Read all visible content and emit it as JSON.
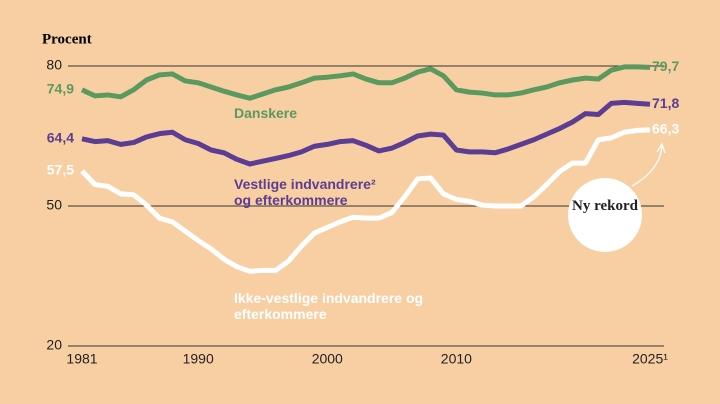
{
  "chart_data": {
    "type": "line",
    "ylabel": "Procent",
    "x": [
      1981,
      1982,
      1983,
      1984,
      1985,
      1986,
      1987,
      1988,
      1989,
      1990,
      1991,
      1992,
      1993,
      1994,
      1995,
      1996,
      1997,
      1998,
      1999,
      2000,
      2001,
      2002,
      2003,
      2004,
      2005,
      2006,
      2007,
      2008,
      2009,
      2010,
      2011,
      2012,
      2013,
      2014,
      2015,
      2016,
      2017,
      2018,
      2019,
      2020,
      2021,
      2022,
      2023,
      2024,
      2025
    ],
    "xlim": [
      1981,
      2025
    ],
    "xticks": [
      1981,
      1990,
      2000,
      2010,
      {
        "value": 2025,
        "label": "2025¹"
      }
    ],
    "ylim": [
      20,
      80
    ],
    "yticks": [
      20,
      50,
      80
    ],
    "grid": true,
    "series": [
      {
        "name": "Danskere",
        "color": "#5a9a5e",
        "values": [
          74.9,
          73.6,
          73.8,
          73.4,
          74.9,
          77.0,
          78.1,
          78.3,
          76.8,
          76.4,
          75.5,
          74.6,
          73.8,
          73.1,
          74.0,
          74.9,
          75.5,
          76.4,
          77.4,
          77.6,
          77.9,
          78.3,
          77.2,
          76.4,
          76.4,
          77.4,
          78.7,
          79.4,
          77.9,
          74.9,
          74.4,
          74.2,
          73.8,
          73.8,
          74.2,
          74.9,
          75.5,
          76.4,
          77.0,
          77.4,
          77.2,
          79.1,
          79.8,
          79.8,
          79.7
        ],
        "value_labels": [
          "74,9",
          null,
          null,
          null,
          null,
          null,
          null,
          null,
          null,
          null,
          null,
          null,
          null,
          null,
          null,
          null,
          null,
          null,
          null,
          null,
          null,
          null,
          null,
          null,
          null,
          null,
          null,
          null,
          null,
          null,
          null,
          null,
          null,
          null,
          null,
          null,
          null,
          null,
          null,
          null,
          null,
          null,
          null,
          null,
          "79,7"
        ]
      },
      {
        "name": "Vestlige indvandrere² og efterkommere",
        "color": "#5b3d93",
        "values": [
          64.4,
          63.8,
          64.0,
          63.2,
          63.6,
          64.8,
          65.5,
          65.8,
          64.2,
          63.4,
          62.0,
          61.4,
          60.0,
          59.0,
          59.6,
          60.2,
          60.8,
          61.6,
          62.8,
          63.2,
          63.8,
          64.0,
          63.0,
          61.8,
          62.4,
          63.6,
          65.0,
          65.4,
          65.2,
          62.0,
          61.6,
          61.6,
          61.4,
          62.2,
          63.2,
          64.2,
          65.4,
          66.6,
          68.0,
          69.8,
          69.6,
          72.0,
          72.2,
          72.0,
          71.8
        ],
        "value_labels": [
          "64,4",
          null,
          null,
          null,
          null,
          null,
          null,
          null,
          null,
          null,
          null,
          null,
          null,
          null,
          null,
          null,
          null,
          null,
          null,
          null,
          null,
          null,
          null,
          null,
          null,
          null,
          null,
          null,
          null,
          null,
          null,
          null,
          null,
          null,
          null,
          null,
          null,
          null,
          null,
          null,
          null,
          null,
          null,
          null,
          "71,8"
        ]
      },
      {
        "name": "Ikke-vestlige indvandrere og efterkommere",
        "color": "#ffffff",
        "values": [
          57.5,
          54.6,
          54.2,
          52.6,
          52.4,
          50.2,
          47.4,
          46.6,
          44.6,
          42.6,
          40.8,
          38.6,
          37.0,
          36.0,
          36.2,
          36.2,
          38.2,
          41.4,
          44.2,
          45.4,
          46.6,
          47.6,
          47.4,
          47.4,
          48.6,
          52.0,
          55.8,
          56.0,
          52.6,
          51.4,
          51.0,
          50.2,
          50.0,
          50.0,
          50.0,
          52.0,
          54.6,
          57.4,
          59.2,
          59.2,
          64.2,
          64.6,
          65.8,
          66.2,
          66.3
        ],
        "value_labels": [
          "57,5",
          null,
          null,
          null,
          null,
          null,
          null,
          null,
          null,
          null,
          null,
          null,
          null,
          null,
          null,
          null,
          null,
          null,
          null,
          null,
          null,
          null,
          null,
          null,
          null,
          null,
          null,
          null,
          null,
          null,
          null,
          null,
          null,
          null,
          null,
          null,
          null,
          null,
          null,
          null,
          null,
          null,
          null,
          null,
          "66,3"
        ]
      }
    ],
    "annotation": "Ny rekord"
  }
}
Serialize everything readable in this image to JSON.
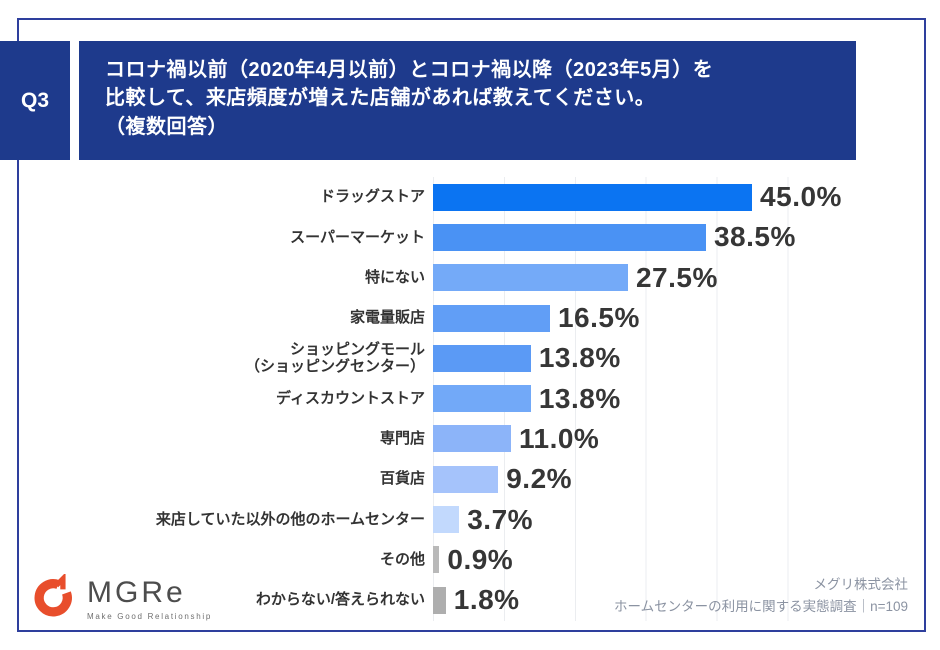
{
  "header": {
    "question_number": "Q3",
    "question_lines": [
      "コロナ禍以前（2020年4月以前）とコロナ禍以降（2023年5月）を",
      "比較して、来店頻度が増えた店舗があれば教えてください。",
      "（複数回答）"
    ]
  },
  "chart_data": {
    "type": "bar",
    "orientation": "horizontal",
    "unit": "%",
    "xlim": [
      0,
      56
    ],
    "grid": true,
    "gridline_interval_percent": 10,
    "categories": [
      "ドラッグストア",
      "スーパーマーケット",
      "特にない",
      "家電量販店",
      "ショッピングモール（ショッピングセンター）",
      "ディスカウントストア",
      "専門店",
      "百貨店",
      "来店していた以外の他のホームセンター",
      "その他",
      "わからない/答えられない"
    ],
    "category_label_lines": [
      [
        "ドラッグストア"
      ],
      [
        "スーパーマーケット"
      ],
      [
        "特にない"
      ],
      [
        "家電量販店"
      ],
      [
        "ショッピングモール",
        "（ショッピングセンター）"
      ],
      [
        "ディスカウントストア"
      ],
      [
        "専門店"
      ],
      [
        "百貨店"
      ],
      [
        "来店していた以外の他のホームセンター"
      ],
      [
        "その他"
      ],
      [
        "わからない/答えられない"
      ]
    ],
    "values": [
      45.0,
      38.5,
      27.5,
      16.5,
      13.8,
      13.8,
      11.0,
      9.2,
      3.7,
      0.9,
      1.8
    ],
    "value_labels": [
      "45.0%",
      "38.5%",
      "27.5%",
      "16.5%",
      "13.8%",
      "13.8%",
      "11.0%",
      "9.2%",
      "3.7%",
      "0.9%",
      "1.8%"
    ],
    "bar_colors": [
      "#0b74f2",
      "#4a92f4",
      "#74aaf8",
      "#619ef6",
      "#5b9af5",
      "#72a9f8",
      "#8cb4f9",
      "#a5c3fb",
      "#c2d9fd",
      "#b9b9b9",
      "#aeaeae"
    ]
  },
  "footer": {
    "logo_name": "MGRe",
    "logo_tagline": "Make Good Relationship",
    "source_line1": "メグリ株式会社",
    "source_line2": "ホームセンターの利用に関する実態調査｜n=109"
  },
  "colors": {
    "header_bg": "#1e3a8c",
    "frame_border": "#2e3f9d",
    "value_text": "#363636",
    "category_text": "#333333",
    "source_text": "#8b93a2",
    "logo_orange": "#e84e2c",
    "gridline": "#ebedf0"
  }
}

= = =

The records above are to be quoted exactly, with all pictures left out.

Read all visible content and emit it as JSON.
{
  "chart_data": {
    "type": "line",
    "ylabel": "Procent",
    "x": [
      1981,
      1982,
      1983,
      1984,
      1985,
      1986,
      1987,
      1988,
      1989,
      1990,
      1991,
      1992,
      1993,
      1994,
      1995,
      1996,
      1997,
      1998,
      1999,
      2000,
      2001,
      2002,
      2003,
      2004,
      2005,
      2006,
      2007,
      2008,
      2009,
      2010,
      2011,
      2012,
      2013,
      2014,
      2015,
      2016,
      2017,
      2018,
      2019,
      2020,
      2021,
      2022,
      2023,
      2024,
      2025
    ],
    "xlim": [
      1981,
      2025
    ],
    "xticks": [
      1981,
      1990,
      2000,
      2010,
      {
        "value": 2025,
        "label": "2025¹"
      }
    ],
    "ylim": [
      20,
      80
    ],
    "yticks": [
      20,
      50,
      80
    ],
    "grid": true,
    "series": [
      {
        "name": "Danskere",
        "color": "#5a9a5e",
        "values": [
          74.9,
          73.6,
          73.8,
          73.4,
          74.9,
          77.0,
          78.1,
          78.3,
          76.8,
          76.4,
          75.5,
          74.6,
          73.8,
          73.1,
          74.0,
          74.9,
          75.5,
          76.4,
          77.4,
          77.6,
          77.9,
          78.3,
          77.2,
          76.4,
          76.4,
          77.4,
          78.7,
          79.4,
          77.9,
          74.9,
          74.4,
          74.2,
          73.8,
          73.8,
          74.2,
          74.9,
          75.5,
          76.4,
          77.0,
          77.4,
          77.2,
          79.1,
          79.8,
          79.8,
          79.7
        ],
        "value_labels": [
          "74,9",
          null,
          null,
          null,
          null,
          null,
          null,
          null,
          null,
          null,
          null,
          null,
          null,
          null,
          null,
          null,
          null,
          null,
          null,
          null,
          null,
          null,
          null,
          null,
          null,
          null,
          null,
          null,
          null,
          null,
          null,
          null,
          null,
          null,
          null,
          null,
          null,
          null,
          null,
          null,
          null,
          null,
          null,
          null,
          "79,7"
        ]
      },
      {
        "name": "Vestlige indvandrere² og efterkommere",
        "color": "#5b3d93",
        "values": [
          64.4,
          63.8,
          64.0,
          63.2,
          63.6,
          64.8,
          65.5,
          65.8,
          64.2,
          63.4,
          62.0,
          61.4,
          60.0,
          59.0,
          59.6,
          60.2,
          60.8,
          61.6,
          62.8,
          63.2,
          63.8,
          64.0,
          63.0,
          61.8,
          62.4,
          63.6,
          65.0,
          65.4,
          65.2,
          62.0,
          61.6,
          61.6,
          61.4,
          62.2,
          63.2,
          64.2,
          65.4,
          66.6,
          68.0,
          69.8,
          69.6,
          72.0,
          72.2,
          72.0,
          71.8
        ],
        "value_labels": [
          "64,4",
          null,
          null,
          null,
          null,
          null,
          null,
          null,
          null,
          null,
          null,
          null,
          null,
          null,
          null,
          null,
          null,
          null,
          null,
          null,
          null,
          null,
          null,
          null,
          null,
          null,
          null,
          null,
          null,
          null,
          null,
          null,
          null,
          null,
          null,
          null,
          null,
          null,
          null,
          null,
          null,
          null,
          null,
          null,
          "71,8"
        ]
      },
      {
        "name": "Ikke-vestlige indvandrere og efterkommere",
        "color": "#ffffff",
        "values": [
          57.5,
          54.6,
          54.2,
          52.6,
          52.4,
          50.2,
          47.4,
          46.6,
          44.6,
          42.6,
          40.8,
          38.6,
          37.0,
          36.0,
          36.2,
          36.2,
          38.2,
          41.4,
          44.2,
          45.4,
          46.6,
          47.6,
          47.4,
          47.4,
          48.6,
          52.0,
          55.8,
          56.0,
          52.6,
          51.4,
          51.0,
          50.2,
          50.0,
          50.0,
          50.0,
          52.0,
          54.6,
          57.4,
          59.2,
          59.2,
          64.2,
          64.6,
          65.8,
          66.2,
          66.3
        ],
        "value_labels": [
          "57,5",
          null,
          null,
          null,
          null,
          null,
          null,
          null,
          null,
          null,
          null,
          null,
          null,
          null,
          null,
          null,
          null,
          null,
          null,
          null,
          null,
          null,
          null,
          null,
          null,
          null,
          null,
          null,
          null,
          null,
          null,
          null,
          null,
          null,
          null,
          null,
          null,
          null,
          null,
          null,
          null,
          null,
          null,
          null,
          "66,3"
        ]
      }
    ],
    "annotation": "Ny rekord"
  }
}
Serialize everything readable in this image to JSON.
{
  "header": {
    "question_number": "Q3",
    "question_lines": [
      "コロナ禍以前（2020年4月以前）とコロナ禍以降（2023年5月）を",
      "比較して、来店頻度が増えた店舗があれば教えてください。",
      "（複数回答）"
    ]
  },
  "chart_data": {
    "type": "bar",
    "orientation": "horizontal",
    "unit": "%",
    "xlim": [
      0,
      56
    ],
    "grid": true,
    "gridline_interval_percent": 10,
    "categories": [
      "ドラッグストア",
      "スーパーマーケット",
      "特にない",
      "家電量販店",
      "ショッピングモール（ショッピングセンター）",
      "ディスカウントストア",
      "専門店",
      "百貨店",
      "来店していた以外の他のホームセンター",
      "その他",
      "わからない/答えられない"
    ],
    "category_label_lines": [
      [
        "ドラッグストア"
      ],
      [
        "スーパーマーケット"
      ],
      [
        "特にない"
      ],
      [
        "家電量販店"
      ],
      [
        "ショッピングモール",
        "（ショッピングセンター）"
      ],
      [
        "ディスカウントストア"
      ],
      [
        "専門店"
      ],
      [
        "百貨店"
      ],
      [
        "来店していた以外の他のホームセンター"
      ],
      [
        "その他"
      ],
      [
        "わからない/答えられない"
      ]
    ],
    "values": [
      45.0,
      38.5,
      27.5,
      16.5,
      13.8,
      13.8,
      11.0,
      9.2,
      3.7,
      0.9,
      1.8
    ],
    "value_labels": [
      "45.0%",
      "38.5%",
      "27.5%",
      "16.5%",
      "13.8%",
      "13.8%",
      "11.0%",
      "9.2%",
      "3.7%",
      "0.9%",
      "1.8%"
    ],
    "bar_colors": [
      "#0b74f2",
      "#4a92f4",
      "#74aaf8",
      "#619ef6",
      "#5b9af5",
      "#72a9f8",
      "#8cb4f9",
      "#a5c3fb",
      "#c2d9fd",
      "#b9b9b9",
      "#aeaeae"
    ]
  },
  "footer": {
    "logo_name": "MGRe",
    "logo_tagline": "Make Good Relationship",
    "source_line1": "メグリ株式会社",
    "source_line2": "ホームセンターの利用に関する実態調査｜n=109"
  },
  "colors": {
    "header_bg": "#1e3a8c",
    "frame_border": "#2e3f9d",
    "value_text": "#363636",
    "category_text": "#333333",
    "source_text": "#8b93a2",
    "logo_orange": "#e84e2c",
    "gridline": "#ebedf0"
  }
}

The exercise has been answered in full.